* Goal:
Make an exact copy of all the records.

(Collection entries)
══════════════════════════════
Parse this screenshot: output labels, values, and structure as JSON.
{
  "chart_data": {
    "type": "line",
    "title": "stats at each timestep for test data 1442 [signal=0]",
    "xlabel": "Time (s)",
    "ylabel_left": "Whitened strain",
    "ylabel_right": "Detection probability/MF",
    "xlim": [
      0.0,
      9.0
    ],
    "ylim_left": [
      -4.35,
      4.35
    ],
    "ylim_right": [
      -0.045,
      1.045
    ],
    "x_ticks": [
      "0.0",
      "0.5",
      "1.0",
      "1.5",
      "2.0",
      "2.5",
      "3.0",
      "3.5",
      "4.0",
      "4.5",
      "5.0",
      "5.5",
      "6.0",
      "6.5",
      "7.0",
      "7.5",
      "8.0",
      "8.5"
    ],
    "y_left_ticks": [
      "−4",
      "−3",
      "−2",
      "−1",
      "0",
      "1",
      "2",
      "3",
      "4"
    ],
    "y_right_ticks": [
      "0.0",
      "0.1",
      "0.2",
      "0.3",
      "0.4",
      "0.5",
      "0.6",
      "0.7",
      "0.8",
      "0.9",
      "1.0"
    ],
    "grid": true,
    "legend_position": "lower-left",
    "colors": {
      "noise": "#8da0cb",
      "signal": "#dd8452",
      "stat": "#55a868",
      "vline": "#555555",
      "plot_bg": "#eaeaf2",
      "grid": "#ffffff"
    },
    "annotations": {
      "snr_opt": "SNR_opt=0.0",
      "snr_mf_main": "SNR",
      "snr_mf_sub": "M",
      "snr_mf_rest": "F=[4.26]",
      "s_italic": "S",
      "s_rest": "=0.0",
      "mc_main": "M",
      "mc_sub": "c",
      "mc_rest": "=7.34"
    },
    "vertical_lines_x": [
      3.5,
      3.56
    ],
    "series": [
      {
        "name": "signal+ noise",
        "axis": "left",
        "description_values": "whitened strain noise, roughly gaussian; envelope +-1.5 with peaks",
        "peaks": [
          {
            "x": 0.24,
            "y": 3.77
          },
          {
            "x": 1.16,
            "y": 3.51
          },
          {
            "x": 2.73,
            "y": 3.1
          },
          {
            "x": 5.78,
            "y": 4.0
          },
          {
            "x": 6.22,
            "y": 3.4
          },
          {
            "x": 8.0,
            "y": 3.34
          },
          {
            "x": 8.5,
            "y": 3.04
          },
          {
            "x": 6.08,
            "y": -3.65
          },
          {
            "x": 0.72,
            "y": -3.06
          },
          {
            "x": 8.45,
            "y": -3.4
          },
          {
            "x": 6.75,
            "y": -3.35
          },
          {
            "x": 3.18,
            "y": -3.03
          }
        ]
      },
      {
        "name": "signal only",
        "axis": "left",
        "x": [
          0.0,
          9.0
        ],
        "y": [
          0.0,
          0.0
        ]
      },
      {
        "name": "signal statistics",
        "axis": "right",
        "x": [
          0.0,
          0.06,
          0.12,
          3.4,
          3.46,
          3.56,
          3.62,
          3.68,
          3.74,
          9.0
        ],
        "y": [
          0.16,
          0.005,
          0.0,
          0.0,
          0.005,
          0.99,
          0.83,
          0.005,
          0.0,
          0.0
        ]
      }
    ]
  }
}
══════════════════════════════
* Written solution:
Parse this screenshot: output labels, values, and structure as JSON.
{
  "chart_data": {
    "type": "line",
    "title": "stats at each timestep for test data 1442 [signal=0]",
    "xlabel": "Time (s)",
    "ylabel_left": "Whitened strain",
    "ylabel_right": "Detection probability/MF",
    "xlim": [
      0.0,
      9.0
    ],
    "ylim_left": [
      -4.35,
      4.35
    ],
    "ylim_right": [
      -0.045,
      1.045
    ],
    "x_ticks": [
      "0.0",
      "0.5",
      "1.0",
      "1.5",
      "2.0",
      "2.5",
      "3.0",
      "3.5",
      "4.0",
      "4.5",
      "5.0",
      "5.5",
      "6.0",
      "6.5",
      "7.0",
      "7.5",
      "8.0",
      "8.5"
    ],
    "y_left_ticks": [
      "−4",
      "−3",
      "−2",
      "−1",
      "0",
      "1",
      "2",
      "3",
      "4"
    ],
    "y_right_ticks": [
      "0.0",
      "0.1",
      "0.2",
      "0.3",
      "0.4",
      "0.5",
      "0.6",
      "0.7",
      "0.8",
      "0.9",
      "1.0"
    ],
    "grid": true,
    "legend_position": "lower-left",
    "colors": {
      "noise": "#8da0cb",
      "signal": "#dd8452",
      "stat": "#55a868",
      "vline": "#555555",
      "plot_bg": "#eaeaf2",
      "grid": "#ffffff"
    },
    "annotations": {
      "snr_opt": "SNR_opt=0.0",
      "snr_mf_main": "SNR",
      "snr_mf_sub": "M",
      "snr_mf_rest": "F=[4.26]",
      "s_italic": "S",
      "s_rest": "=0.0",
      "mc_main": "M",
      "mc_sub": "c",
      "mc_rest": "=7.34"
    },
    "vertical_lines_x": [
      3.5,
      3.56
    ],
    "series": [
      {
        "name": "signal+ noise",
        "axis": "left",
        "description_values": "whitened strain noise, roughly gaussian; envelope +-1.5 with peaks",
        "peaks": [
          {
            "x": 0.24,
            "y": 3.77
          },
          {
            "x": 1.16,
            "y": 3.51
          },
          {
            "x": 2.73,
            "y": 3.1
          },
          {
            "x": 5.78,
            "y": 4.0
          },
          {
            "x": 6.22,
            "y": 3.4
          },
          {
            "x": 8.0,
            "y": 3.34
          },
          {
            "x": 8.5,
            "y": 3.04
          },
          {
            "x": 6.08,
            "y": -3.65
          },
          {
            "x": 0.72,
            "y": -3.06
          },
          {
            "x": 8.45,
            "y": -3.4
          },
          {
            "x": 6.75,
            "y": -3.35
          },
          {
            "x": 3.18,
            "y": -3.03
          }
        ]
      },
      {
        "name": "signal only",
        "axis": "left",
        "x": [
          0.0,
          9.0
        ],
        "y": [
          0.0,
          0.0
        ]
      },
      {
        "name": "signal statistics",
        "axis": "right",
        "x": [
          0.0,
          0.06,
          0.12,
          3.4,
          3.46,
          3.56,
          3.62,
          3.68,
          3.74,
          9.0
        ],
        "y": [
          0.16,
          0.005,
          0.0,
          0.0,
          0.005,
          0.99,
          0.83,
          0.005,
          0.0,
          0.0
        ]
      }
    ]
  }
}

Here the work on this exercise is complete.